Dataset records on visual material:
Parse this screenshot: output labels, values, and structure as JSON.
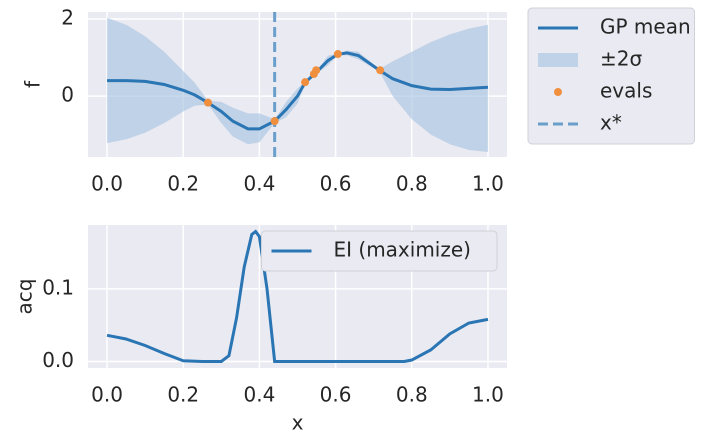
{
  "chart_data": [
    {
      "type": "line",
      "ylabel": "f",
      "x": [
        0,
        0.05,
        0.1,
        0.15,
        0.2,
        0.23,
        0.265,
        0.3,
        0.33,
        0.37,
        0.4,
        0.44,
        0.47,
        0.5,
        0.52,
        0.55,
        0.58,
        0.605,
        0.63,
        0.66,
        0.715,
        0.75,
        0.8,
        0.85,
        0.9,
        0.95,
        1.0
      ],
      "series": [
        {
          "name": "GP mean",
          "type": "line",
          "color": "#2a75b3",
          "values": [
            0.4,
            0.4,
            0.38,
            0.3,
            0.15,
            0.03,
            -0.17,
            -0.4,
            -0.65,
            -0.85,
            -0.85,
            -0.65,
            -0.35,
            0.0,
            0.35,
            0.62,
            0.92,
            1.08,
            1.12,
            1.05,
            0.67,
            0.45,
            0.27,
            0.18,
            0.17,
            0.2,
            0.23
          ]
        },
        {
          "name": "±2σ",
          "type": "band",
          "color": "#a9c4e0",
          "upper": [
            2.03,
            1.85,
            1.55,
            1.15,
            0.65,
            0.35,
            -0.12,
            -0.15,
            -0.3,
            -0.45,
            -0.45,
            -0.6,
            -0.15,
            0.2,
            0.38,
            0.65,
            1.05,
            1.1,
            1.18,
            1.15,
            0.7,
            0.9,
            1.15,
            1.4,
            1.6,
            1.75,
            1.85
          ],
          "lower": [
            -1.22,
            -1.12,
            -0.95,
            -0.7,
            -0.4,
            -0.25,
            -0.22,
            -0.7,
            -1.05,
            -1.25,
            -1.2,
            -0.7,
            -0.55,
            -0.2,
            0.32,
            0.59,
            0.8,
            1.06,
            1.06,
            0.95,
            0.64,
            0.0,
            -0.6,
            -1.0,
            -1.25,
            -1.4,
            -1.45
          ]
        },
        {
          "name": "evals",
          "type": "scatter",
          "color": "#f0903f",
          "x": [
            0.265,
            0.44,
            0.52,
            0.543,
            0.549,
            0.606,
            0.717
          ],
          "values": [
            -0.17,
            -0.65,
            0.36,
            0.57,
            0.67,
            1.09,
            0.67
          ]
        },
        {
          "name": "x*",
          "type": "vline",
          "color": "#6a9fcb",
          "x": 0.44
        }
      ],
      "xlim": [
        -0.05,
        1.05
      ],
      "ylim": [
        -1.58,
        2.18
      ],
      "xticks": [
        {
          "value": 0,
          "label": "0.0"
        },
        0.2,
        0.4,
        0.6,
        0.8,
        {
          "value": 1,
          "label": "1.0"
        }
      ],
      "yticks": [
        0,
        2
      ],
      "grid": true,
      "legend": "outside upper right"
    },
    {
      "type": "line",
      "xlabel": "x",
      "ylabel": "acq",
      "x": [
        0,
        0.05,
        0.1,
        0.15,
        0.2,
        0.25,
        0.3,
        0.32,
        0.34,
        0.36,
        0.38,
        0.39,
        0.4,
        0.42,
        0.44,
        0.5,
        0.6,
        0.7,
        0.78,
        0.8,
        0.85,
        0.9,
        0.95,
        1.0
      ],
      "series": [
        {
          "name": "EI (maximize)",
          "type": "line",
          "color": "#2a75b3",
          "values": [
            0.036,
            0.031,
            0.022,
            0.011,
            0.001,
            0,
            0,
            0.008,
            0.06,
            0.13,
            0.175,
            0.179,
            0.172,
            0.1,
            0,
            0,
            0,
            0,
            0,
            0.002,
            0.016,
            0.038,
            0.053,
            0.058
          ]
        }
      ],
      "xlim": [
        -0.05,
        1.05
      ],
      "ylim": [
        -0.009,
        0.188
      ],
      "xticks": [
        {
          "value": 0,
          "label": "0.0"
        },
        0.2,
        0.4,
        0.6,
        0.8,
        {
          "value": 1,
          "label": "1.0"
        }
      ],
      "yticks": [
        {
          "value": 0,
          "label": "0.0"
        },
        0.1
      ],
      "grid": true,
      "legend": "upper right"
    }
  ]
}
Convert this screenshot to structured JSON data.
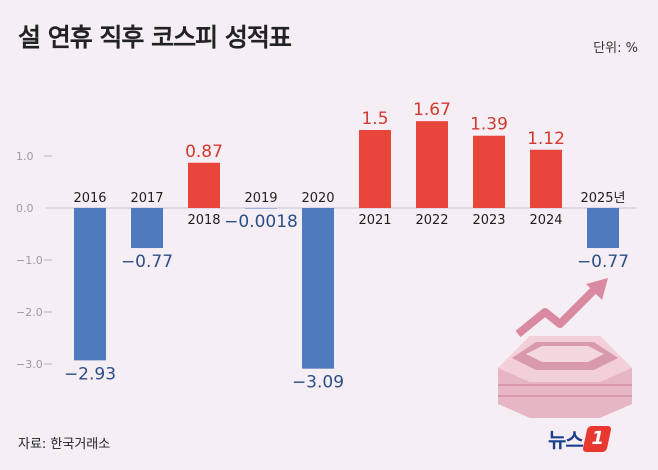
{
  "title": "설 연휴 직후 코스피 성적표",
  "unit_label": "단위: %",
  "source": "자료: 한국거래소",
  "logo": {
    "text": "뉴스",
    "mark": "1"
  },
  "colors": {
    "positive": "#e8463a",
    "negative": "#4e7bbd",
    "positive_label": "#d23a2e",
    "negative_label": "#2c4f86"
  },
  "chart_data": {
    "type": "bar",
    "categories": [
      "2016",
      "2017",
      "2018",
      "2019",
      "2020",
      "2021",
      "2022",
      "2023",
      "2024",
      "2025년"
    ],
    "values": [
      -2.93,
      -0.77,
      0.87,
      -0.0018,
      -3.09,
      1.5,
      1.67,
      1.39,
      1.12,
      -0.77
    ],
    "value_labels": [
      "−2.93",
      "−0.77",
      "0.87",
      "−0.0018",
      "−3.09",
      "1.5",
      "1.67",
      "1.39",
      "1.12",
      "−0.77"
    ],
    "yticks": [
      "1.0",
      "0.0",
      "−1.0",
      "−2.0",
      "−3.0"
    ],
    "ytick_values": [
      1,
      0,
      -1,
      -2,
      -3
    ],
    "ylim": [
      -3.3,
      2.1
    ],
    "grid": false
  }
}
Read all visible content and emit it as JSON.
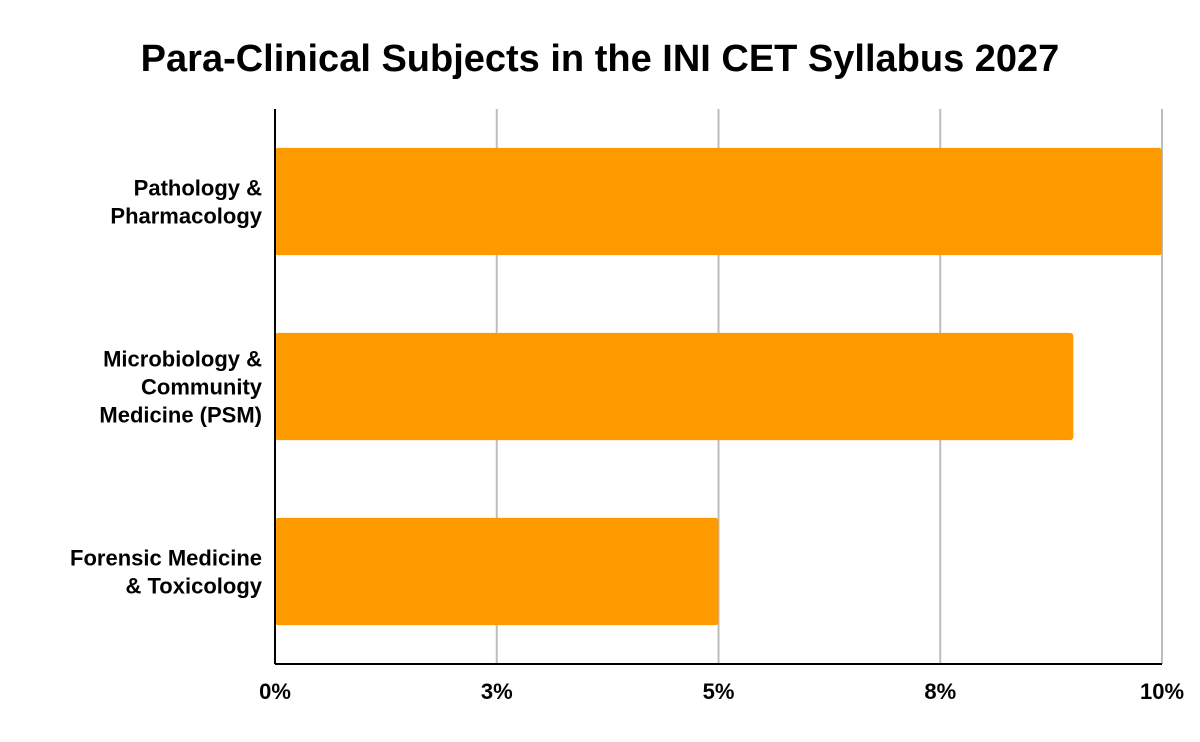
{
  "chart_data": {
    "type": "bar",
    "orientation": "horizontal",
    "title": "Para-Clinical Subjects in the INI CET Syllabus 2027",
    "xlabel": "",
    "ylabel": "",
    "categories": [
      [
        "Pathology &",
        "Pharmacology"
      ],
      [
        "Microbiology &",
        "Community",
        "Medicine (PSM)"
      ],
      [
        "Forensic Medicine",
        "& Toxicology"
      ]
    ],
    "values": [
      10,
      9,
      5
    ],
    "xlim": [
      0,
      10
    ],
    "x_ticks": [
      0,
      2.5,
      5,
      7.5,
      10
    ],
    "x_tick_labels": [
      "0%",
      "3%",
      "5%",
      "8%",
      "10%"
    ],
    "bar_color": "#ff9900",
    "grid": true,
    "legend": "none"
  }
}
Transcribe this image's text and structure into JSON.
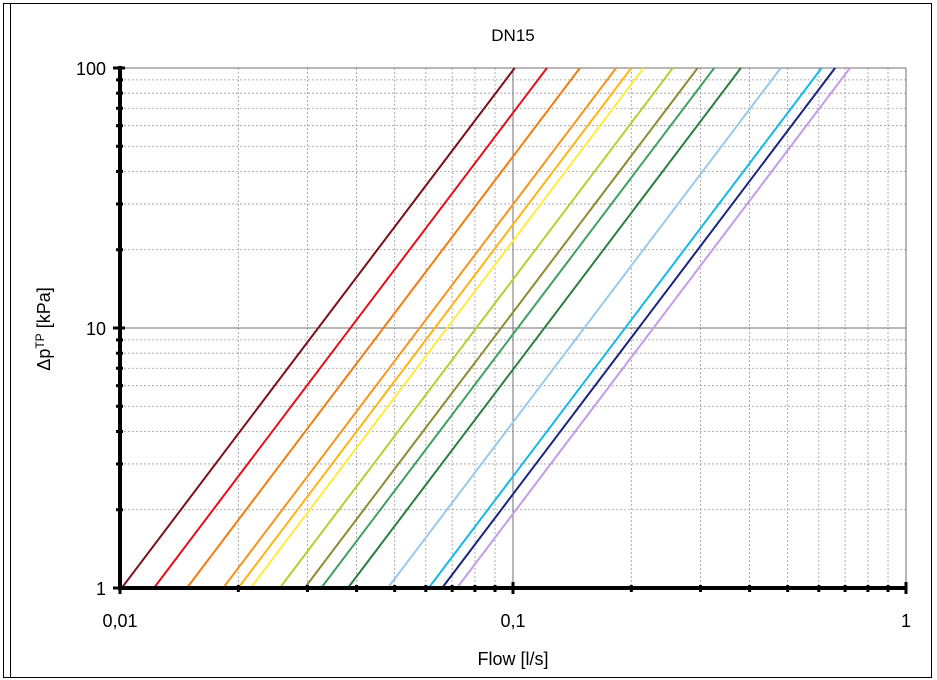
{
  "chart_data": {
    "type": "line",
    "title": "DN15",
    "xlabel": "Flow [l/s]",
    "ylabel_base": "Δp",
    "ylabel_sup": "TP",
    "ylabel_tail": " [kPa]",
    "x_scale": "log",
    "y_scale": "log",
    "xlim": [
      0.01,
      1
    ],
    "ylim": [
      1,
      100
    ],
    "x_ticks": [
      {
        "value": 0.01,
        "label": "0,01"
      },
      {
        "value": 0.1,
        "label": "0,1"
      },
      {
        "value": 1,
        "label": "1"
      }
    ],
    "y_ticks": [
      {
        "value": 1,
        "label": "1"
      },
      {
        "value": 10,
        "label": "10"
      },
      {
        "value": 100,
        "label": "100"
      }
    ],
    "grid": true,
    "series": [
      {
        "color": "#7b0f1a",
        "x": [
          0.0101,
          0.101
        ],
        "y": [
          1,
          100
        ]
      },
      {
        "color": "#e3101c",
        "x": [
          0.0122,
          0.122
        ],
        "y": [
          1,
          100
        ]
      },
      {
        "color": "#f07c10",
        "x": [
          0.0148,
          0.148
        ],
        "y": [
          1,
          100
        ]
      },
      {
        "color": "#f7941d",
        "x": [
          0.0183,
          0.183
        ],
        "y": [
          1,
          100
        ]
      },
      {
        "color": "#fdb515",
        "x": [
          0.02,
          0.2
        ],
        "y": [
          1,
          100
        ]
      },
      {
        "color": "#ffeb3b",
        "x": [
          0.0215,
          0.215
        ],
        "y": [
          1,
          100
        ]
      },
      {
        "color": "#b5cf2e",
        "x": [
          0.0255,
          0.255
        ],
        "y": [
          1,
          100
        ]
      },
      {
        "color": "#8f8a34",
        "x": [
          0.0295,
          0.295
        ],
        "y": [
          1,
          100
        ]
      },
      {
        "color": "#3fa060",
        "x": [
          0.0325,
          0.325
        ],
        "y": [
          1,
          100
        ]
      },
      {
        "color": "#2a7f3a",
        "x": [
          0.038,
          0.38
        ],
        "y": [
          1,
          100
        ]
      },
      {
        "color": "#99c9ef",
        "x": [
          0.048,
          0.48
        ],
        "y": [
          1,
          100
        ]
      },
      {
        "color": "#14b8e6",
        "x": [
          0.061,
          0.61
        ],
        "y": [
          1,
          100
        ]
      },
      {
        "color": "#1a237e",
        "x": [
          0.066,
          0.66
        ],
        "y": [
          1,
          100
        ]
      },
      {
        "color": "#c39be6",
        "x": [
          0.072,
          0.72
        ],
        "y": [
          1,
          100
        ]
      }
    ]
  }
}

Aim of the exercise
Read through the entries and copy every line that includes "text".

Output
    "text": "뉴스",
Transcribe this image's text and structure into JSON.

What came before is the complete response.